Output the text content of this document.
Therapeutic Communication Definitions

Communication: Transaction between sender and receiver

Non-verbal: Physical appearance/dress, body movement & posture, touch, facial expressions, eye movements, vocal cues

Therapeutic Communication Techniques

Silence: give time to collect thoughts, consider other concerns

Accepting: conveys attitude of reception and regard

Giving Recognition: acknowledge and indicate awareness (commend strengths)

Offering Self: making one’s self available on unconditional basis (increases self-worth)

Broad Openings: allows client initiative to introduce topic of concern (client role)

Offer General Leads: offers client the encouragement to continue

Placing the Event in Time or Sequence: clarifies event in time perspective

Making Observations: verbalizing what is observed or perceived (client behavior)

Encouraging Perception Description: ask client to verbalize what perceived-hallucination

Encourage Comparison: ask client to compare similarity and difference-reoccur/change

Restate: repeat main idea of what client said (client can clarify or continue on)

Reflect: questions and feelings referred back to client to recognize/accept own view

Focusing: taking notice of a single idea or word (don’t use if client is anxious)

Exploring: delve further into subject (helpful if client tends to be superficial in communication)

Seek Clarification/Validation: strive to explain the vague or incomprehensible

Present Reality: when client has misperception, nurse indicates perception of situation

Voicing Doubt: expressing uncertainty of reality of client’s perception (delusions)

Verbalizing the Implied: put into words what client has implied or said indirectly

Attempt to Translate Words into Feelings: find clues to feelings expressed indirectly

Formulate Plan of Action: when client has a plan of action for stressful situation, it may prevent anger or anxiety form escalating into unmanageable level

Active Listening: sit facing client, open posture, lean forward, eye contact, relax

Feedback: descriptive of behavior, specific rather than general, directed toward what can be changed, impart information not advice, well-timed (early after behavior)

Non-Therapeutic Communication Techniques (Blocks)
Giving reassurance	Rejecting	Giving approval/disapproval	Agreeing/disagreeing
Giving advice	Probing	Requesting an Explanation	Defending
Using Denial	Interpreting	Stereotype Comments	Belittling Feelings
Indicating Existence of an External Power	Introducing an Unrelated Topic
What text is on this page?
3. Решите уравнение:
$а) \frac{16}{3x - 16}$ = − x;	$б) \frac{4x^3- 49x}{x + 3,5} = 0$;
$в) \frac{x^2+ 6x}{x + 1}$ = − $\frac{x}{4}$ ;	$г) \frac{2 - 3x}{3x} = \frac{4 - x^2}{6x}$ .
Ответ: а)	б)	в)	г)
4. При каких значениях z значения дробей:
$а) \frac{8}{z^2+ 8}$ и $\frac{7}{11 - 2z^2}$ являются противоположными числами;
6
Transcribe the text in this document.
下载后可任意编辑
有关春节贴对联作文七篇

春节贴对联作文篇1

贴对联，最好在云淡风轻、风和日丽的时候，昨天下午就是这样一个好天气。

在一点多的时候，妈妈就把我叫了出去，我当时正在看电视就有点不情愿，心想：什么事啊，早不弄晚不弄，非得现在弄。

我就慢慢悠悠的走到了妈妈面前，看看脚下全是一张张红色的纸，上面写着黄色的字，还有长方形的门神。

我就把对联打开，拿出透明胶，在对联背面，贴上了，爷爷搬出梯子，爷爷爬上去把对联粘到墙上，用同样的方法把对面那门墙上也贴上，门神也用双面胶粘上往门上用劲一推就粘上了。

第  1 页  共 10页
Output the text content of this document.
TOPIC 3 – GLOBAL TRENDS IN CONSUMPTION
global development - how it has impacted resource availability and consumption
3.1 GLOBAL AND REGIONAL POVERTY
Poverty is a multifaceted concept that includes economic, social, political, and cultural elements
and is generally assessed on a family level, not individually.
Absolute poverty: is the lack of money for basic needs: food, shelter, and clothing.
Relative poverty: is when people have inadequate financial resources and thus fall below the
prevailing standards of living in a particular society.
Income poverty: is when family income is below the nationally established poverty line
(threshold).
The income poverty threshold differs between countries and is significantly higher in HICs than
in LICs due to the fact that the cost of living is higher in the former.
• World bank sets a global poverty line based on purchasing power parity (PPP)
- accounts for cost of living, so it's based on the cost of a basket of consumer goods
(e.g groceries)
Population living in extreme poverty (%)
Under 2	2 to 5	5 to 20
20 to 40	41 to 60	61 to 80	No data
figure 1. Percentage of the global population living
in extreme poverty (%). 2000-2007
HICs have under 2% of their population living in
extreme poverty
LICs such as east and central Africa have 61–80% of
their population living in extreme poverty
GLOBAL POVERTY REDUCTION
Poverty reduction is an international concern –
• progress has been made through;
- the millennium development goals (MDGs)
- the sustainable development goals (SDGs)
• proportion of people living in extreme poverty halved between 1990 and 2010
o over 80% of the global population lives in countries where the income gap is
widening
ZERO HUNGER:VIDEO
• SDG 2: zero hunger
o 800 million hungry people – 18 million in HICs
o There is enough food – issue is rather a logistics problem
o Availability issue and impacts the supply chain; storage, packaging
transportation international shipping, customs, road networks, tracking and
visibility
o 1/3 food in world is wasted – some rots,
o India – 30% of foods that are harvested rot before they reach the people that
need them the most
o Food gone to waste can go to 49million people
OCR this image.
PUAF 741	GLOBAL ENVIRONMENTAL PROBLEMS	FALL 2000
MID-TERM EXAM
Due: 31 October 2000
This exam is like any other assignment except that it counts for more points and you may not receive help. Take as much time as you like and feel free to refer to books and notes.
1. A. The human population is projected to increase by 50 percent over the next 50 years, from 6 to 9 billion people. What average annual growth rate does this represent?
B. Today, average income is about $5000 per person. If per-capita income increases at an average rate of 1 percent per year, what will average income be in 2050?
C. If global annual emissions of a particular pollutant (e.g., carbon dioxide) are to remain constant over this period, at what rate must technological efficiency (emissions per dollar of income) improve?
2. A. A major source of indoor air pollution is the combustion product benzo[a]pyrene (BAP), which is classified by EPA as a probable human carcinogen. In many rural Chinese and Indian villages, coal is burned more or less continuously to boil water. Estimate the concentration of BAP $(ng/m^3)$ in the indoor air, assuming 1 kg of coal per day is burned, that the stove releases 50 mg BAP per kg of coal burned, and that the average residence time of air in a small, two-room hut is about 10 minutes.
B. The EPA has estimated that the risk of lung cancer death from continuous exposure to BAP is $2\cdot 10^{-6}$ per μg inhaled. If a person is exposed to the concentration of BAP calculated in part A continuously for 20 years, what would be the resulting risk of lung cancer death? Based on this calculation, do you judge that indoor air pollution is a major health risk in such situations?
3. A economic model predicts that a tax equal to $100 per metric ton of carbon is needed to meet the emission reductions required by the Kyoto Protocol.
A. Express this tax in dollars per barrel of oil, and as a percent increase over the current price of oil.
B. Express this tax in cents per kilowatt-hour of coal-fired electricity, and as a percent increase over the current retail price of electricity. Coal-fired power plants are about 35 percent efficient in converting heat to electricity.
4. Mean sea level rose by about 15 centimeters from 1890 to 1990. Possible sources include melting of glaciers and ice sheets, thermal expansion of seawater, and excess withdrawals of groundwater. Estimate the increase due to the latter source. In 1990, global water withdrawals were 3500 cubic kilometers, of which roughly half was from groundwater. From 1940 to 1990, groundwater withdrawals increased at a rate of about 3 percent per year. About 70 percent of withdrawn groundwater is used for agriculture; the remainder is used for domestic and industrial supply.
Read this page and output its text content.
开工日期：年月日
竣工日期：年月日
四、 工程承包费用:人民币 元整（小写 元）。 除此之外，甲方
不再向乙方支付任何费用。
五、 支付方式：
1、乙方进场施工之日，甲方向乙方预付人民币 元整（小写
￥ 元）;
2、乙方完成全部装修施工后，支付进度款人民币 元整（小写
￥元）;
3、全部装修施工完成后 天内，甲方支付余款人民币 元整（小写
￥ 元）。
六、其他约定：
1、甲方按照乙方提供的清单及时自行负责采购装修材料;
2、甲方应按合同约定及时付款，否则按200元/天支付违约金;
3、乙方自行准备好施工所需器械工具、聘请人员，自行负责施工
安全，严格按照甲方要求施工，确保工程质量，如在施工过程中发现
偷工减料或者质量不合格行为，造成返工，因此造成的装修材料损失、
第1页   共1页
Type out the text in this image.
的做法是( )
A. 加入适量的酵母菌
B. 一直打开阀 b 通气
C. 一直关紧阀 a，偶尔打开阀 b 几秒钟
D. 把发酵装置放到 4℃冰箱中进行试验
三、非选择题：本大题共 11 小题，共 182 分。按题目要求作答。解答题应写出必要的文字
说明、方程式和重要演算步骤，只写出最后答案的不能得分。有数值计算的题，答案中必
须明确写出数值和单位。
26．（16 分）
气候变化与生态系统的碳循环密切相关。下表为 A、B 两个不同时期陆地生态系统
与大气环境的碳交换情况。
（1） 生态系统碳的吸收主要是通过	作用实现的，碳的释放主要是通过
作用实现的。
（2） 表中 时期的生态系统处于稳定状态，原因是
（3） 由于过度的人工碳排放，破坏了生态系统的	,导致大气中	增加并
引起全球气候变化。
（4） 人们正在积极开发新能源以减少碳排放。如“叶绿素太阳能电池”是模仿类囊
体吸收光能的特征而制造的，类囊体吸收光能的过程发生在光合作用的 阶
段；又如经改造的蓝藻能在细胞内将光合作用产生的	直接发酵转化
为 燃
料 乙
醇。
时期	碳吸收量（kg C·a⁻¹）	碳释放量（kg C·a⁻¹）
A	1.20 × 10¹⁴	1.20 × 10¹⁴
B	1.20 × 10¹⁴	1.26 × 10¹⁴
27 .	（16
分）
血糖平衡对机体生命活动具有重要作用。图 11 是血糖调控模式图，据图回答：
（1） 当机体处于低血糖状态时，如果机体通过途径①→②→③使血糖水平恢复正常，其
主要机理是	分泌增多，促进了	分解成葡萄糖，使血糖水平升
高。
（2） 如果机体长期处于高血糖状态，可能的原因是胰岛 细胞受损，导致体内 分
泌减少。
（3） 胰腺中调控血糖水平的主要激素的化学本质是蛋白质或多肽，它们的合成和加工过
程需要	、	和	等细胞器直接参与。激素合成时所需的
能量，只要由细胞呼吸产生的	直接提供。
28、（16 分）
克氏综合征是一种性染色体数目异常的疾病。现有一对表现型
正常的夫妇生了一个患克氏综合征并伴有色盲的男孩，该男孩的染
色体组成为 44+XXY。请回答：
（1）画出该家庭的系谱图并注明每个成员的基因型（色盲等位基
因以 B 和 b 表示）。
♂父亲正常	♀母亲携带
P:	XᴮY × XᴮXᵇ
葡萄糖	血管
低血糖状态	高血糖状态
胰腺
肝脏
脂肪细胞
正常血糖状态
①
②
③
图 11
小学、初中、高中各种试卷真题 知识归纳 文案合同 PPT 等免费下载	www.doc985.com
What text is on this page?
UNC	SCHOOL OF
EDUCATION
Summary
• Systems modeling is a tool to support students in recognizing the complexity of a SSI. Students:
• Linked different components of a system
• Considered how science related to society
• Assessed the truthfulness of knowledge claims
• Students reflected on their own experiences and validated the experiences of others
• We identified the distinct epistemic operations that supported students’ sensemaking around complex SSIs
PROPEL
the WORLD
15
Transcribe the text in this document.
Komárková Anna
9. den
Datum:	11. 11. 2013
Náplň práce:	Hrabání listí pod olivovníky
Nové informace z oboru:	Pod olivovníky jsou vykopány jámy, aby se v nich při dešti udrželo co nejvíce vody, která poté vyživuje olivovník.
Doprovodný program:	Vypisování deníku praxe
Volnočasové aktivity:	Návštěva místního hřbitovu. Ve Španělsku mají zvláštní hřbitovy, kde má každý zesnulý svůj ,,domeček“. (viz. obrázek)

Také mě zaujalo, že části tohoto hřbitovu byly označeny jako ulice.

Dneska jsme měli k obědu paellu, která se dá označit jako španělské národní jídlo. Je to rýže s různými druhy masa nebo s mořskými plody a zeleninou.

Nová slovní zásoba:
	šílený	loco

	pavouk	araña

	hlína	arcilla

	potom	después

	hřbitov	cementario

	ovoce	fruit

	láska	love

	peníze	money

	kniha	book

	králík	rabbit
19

◆ **Work to be completed**:
Scan the entries above and work out how many lines include the word "between"; the reply is that number alone.

◆ **Solution**:
3